• [Extracted information]
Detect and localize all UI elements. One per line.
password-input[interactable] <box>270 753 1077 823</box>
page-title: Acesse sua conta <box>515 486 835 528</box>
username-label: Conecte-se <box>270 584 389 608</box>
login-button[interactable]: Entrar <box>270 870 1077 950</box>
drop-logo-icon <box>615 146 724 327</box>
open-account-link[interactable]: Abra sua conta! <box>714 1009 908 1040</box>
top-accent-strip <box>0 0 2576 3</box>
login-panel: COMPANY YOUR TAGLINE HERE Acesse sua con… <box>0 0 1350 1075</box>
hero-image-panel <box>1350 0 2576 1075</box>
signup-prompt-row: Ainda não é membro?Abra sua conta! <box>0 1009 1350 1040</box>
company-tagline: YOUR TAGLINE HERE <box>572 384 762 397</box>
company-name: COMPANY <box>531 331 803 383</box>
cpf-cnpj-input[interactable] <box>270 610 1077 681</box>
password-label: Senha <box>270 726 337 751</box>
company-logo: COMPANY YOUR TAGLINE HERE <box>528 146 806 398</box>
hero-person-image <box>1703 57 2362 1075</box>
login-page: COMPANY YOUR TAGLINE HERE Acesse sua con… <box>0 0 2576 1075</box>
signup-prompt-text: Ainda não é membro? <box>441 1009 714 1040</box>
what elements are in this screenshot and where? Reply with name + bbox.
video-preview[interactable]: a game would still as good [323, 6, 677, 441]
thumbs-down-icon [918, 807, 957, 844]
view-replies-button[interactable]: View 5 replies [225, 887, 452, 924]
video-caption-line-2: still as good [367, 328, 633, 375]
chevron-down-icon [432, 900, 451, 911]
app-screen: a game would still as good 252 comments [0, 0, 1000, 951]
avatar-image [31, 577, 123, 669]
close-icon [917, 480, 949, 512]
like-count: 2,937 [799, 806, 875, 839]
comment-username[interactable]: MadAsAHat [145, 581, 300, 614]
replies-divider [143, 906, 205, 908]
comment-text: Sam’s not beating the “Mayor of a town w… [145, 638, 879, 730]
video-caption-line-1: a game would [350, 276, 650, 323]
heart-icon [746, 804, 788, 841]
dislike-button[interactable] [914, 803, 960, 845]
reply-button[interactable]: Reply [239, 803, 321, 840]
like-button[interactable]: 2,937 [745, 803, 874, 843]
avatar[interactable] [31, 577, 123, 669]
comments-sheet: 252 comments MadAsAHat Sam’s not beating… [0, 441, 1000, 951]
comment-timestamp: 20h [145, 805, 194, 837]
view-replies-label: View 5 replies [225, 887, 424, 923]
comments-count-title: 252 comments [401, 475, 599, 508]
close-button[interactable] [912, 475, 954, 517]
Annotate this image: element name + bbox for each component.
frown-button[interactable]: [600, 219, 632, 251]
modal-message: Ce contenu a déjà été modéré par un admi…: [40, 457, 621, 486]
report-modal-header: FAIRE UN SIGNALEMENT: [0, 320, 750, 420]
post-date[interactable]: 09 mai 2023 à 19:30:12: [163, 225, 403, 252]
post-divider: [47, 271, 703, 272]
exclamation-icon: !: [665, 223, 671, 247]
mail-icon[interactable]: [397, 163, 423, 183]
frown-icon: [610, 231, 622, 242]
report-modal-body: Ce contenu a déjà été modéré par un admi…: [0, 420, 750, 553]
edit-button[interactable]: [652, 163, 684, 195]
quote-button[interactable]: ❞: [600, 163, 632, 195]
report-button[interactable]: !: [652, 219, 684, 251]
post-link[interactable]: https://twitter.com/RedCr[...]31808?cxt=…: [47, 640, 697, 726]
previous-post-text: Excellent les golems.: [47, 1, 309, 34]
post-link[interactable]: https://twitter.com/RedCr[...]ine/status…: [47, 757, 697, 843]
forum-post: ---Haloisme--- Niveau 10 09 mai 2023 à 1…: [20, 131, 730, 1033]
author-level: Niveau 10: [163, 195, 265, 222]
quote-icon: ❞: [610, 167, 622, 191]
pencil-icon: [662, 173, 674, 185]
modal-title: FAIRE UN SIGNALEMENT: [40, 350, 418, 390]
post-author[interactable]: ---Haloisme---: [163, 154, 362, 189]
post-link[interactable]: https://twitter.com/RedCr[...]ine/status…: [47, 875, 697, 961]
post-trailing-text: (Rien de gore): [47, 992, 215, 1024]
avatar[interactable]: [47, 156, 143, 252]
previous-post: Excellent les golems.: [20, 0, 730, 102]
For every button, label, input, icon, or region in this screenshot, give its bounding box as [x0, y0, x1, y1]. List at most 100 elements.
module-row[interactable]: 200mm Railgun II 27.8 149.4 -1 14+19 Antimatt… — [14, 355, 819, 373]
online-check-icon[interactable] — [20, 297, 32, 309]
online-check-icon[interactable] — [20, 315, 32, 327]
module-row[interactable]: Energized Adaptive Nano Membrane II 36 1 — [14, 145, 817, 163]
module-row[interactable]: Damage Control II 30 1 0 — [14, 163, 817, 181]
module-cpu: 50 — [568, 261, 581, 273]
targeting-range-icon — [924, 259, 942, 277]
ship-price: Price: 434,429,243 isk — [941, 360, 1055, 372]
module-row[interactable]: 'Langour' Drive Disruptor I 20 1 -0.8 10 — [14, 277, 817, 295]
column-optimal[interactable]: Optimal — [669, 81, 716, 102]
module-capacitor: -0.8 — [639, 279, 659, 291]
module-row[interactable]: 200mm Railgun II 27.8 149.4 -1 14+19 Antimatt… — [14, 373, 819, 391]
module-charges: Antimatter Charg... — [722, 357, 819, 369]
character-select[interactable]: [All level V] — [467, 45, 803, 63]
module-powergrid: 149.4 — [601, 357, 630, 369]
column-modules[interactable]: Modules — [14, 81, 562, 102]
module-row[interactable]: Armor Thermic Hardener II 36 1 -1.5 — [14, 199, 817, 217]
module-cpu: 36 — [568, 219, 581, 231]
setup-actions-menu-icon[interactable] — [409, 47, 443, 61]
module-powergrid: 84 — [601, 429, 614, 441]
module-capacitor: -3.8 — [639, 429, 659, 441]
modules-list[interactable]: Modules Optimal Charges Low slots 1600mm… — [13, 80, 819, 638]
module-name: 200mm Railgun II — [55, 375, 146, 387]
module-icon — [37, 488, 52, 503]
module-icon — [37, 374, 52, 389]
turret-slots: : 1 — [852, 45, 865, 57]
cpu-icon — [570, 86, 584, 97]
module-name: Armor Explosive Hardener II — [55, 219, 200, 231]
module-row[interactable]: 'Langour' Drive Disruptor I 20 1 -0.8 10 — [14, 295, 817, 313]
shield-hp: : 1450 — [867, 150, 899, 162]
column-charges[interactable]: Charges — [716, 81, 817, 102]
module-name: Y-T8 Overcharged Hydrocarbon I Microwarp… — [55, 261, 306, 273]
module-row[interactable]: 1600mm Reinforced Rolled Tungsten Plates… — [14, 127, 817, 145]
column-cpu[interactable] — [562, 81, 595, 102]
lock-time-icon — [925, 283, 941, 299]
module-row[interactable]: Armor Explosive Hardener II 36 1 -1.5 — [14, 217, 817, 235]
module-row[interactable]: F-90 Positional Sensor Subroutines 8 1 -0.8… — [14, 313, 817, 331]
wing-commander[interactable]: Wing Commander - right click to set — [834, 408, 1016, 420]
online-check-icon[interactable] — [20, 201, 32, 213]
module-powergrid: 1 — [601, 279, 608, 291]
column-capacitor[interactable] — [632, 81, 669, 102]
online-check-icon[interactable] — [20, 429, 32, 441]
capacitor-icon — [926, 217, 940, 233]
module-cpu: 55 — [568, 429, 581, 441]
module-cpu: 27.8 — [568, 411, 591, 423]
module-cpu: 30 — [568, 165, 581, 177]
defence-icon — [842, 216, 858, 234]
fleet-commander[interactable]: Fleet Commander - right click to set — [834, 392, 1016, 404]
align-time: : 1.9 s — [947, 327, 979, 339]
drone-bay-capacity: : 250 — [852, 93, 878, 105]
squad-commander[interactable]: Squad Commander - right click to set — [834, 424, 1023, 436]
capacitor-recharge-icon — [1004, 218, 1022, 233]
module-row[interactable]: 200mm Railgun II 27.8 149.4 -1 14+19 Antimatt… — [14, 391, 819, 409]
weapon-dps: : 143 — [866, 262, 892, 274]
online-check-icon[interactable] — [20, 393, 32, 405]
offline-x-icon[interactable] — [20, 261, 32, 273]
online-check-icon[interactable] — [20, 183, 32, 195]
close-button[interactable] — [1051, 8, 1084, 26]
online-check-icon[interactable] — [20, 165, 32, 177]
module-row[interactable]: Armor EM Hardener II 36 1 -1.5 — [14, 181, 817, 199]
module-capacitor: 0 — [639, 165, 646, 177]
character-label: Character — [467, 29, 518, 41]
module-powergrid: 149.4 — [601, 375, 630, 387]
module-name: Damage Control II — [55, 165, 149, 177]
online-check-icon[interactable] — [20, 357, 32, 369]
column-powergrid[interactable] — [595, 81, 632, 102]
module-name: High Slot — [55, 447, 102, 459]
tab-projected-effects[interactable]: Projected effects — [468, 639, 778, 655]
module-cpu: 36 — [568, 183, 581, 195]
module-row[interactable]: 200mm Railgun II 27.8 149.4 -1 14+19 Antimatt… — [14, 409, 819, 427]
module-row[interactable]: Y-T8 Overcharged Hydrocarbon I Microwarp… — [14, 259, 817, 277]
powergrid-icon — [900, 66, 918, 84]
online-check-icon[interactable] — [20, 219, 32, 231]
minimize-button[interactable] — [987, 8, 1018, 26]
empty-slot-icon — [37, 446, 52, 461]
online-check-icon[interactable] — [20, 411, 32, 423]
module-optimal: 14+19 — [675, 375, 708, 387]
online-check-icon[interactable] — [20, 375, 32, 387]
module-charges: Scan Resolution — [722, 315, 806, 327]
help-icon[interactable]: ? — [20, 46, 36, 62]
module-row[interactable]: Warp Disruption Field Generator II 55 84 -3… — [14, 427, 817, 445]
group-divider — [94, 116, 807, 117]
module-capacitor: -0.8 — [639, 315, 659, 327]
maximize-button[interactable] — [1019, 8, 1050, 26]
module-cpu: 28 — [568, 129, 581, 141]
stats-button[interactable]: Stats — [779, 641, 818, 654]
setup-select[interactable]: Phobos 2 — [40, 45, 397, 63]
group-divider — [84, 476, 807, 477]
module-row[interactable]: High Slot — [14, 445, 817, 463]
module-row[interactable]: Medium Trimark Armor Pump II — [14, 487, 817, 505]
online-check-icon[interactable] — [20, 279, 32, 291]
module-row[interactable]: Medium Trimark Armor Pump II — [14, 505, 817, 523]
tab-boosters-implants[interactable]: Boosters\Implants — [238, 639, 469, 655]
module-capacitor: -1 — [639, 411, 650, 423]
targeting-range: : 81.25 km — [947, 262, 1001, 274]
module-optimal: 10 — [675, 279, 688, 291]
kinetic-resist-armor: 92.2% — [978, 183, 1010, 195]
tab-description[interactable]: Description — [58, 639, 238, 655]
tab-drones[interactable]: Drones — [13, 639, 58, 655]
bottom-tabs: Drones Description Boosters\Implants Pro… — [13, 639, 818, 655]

• [Given task]
Reproduce the records verbatim, from their opening line through the line that contains "username-label: Conecte-se <box>270", including both.

• [Problem solution]
Detect and localize all UI elements. One per line.
password-input[interactable] <box>270 753 1077 823</box>
page-title: Acesse sua conta <box>515 486 835 528</box>
username-label: Conecte-se <box>270 584 389 608</box>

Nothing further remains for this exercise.